#### Records for this task ####

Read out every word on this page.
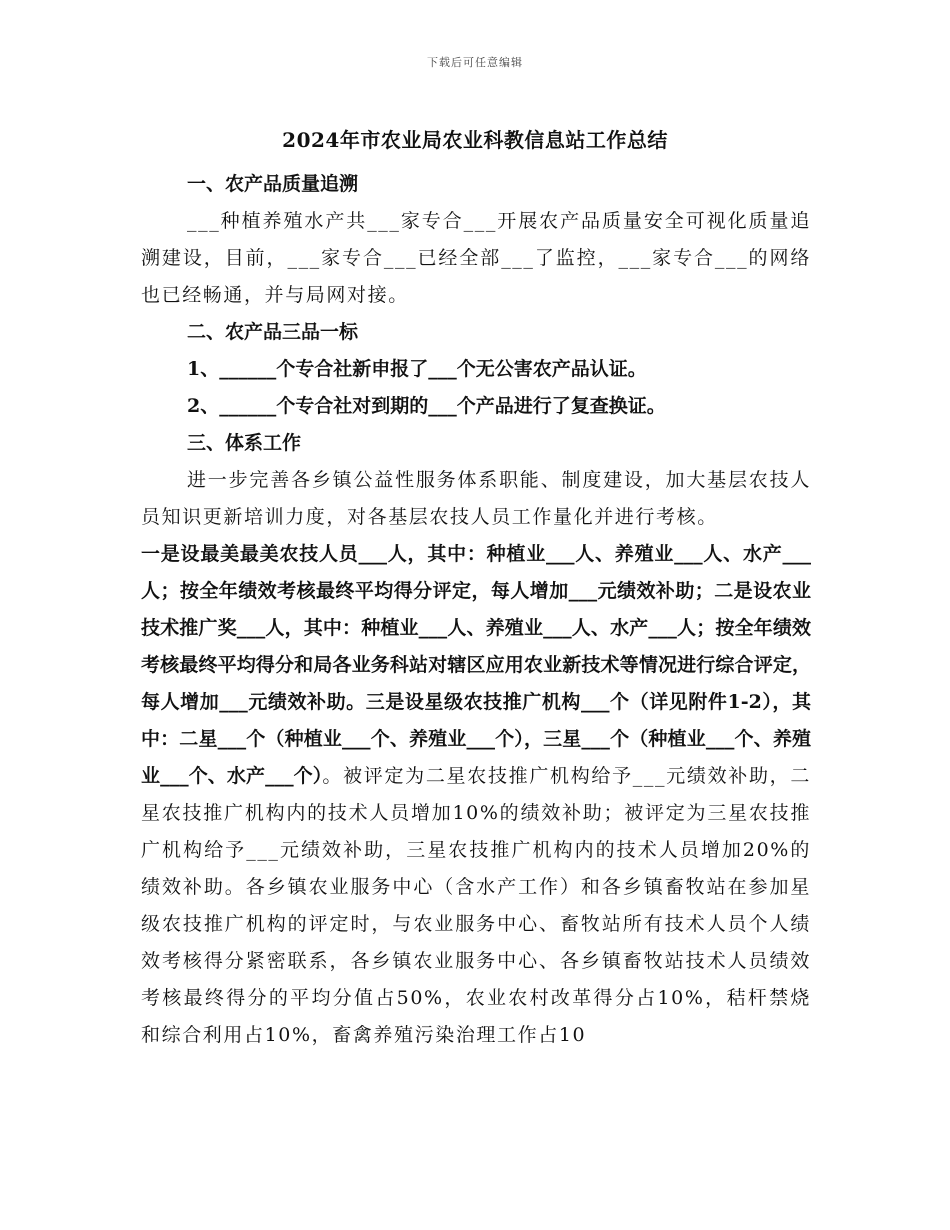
下载后可任意编辑
2024年市农业局农业科教信息站工作总结

一、农产品质量追溯

___种植养殖水产共___家专合___开展农产品质量安全可视化质量追溯建设，目前，___家专合___已经全部___了监控，___家专合___的网络也已经畅通，并与局网对接。

二、农产品三品一标

1、______个专合社新申报了___个无公害农产品认证。

2、______个专合社对到期的___个产品进行了复查换证。

三、体系工作

进一步完善各乡镇公益性服务体系职能、制度建设，加大基层农技人员知识更新培训力度，对各基层农技人员工作量化并进行考核。

一是设最美最美农技人员___人，其中：种植业___人、养殖业___人、水产___人；按全年绩效考核最终平均得分评定，每人增加___元绩效补助；二是设农业技术推广奖___人，其中：种植业___人、养殖业___人、水产___人；按全年绩效考核最终平均得分和局各业务科站对辖区应用农业新技术等情况进行综合评定，每人增加___元绩效补助。三是设星级农技推广机构___个（详见附件1-2），其中：二星___个（种植业___个、养殖业___个），三星___个（种植业___个、养殖业___个、水产___个）。被评定为二星农技推广机构给予___元绩效补助，二星农技推广机构内的技术人员增加10%的绩效补助；被评定为三星农技推广机构给予___元绩效补助，三星农技推广机构内的技术人员增加20%的绩效补助。各乡镇农业服务中心（含水产工作）和各乡镇畜牧站在参加星级农技推广机构的评定时，与农业服务中心、畜牧站所有技术人员个人绩效考核得分紧密联系，各乡镇农业服务中心、各乡镇畜牧站技术人员绩效考核最终得分的平均分值占50%，农业农村改革得分占10%，秸杆禁烧和综合利用占10%，畜禽养殖污染治理工作占10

####

# What to work on:
Every entry should be returned exactly as written, minus the pictures.

# Output below:
Read out every word on this page.
下载后可任意编辑
2024年市农业局农业科教信息站工作总结

一、农产品质量追溯

___种植养殖水产共___家专合___开展农产品质量安全可视化质量追溯建设，目前，___家专合___已经全部___了监控，___家专合___的网络也已经畅通，并与局网对接。

二、农产品三品一标

1、______个专合社新申报了___个无公害农产品认证。

2、______个专合社对到期的___个产品进行了复查换证。

三、体系工作

进一步完善各乡镇公益性服务体系职能、制度建设，加大基层农技人员知识更新培训力度，对各基层农技人员工作量化并进行考核。

一是设最美最美农技人员___人，其中：种植业___人、养殖业___人、水产___人；按全年绩效考核最终平均得分评定，每人增加___元绩效补助；二是设农业技术推广奖___人，其中：种植业___人、养殖业___人、水产___人；按全年绩效考核最终平均得分和局各业务科站对辖区应用农业新技术等情况进行综合评定，每人增加___元绩效补助。三是设星级农技推广机构___个（详见附件1-2），其中：二星___个（种植业___个、养殖业___个），三星___个（种植业___个、养殖业___个、水产___个）。被评定为二星农技推广机构给予___元绩效补助，二星农技推广机构内的技术人员增加10%的绩效补助；被评定为三星农技推广机构给予___元绩效补助，三星农技推广机构内的技术人员增加20%的绩效补助。各乡镇农业服务中心（含水产工作）和各乡镇畜牧站在参加星级农技推广机构的评定时，与农业服务中心、畜牧站所有技术人员个人绩效考核得分紧密联系，各乡镇农业服务中心、各乡镇畜牧站技术人员绩效考核最终得分的平均分值占50%，农业农村改革得分占10%，秸杆禁烧和综合利用占10%，畜禽养殖污染治理工作占10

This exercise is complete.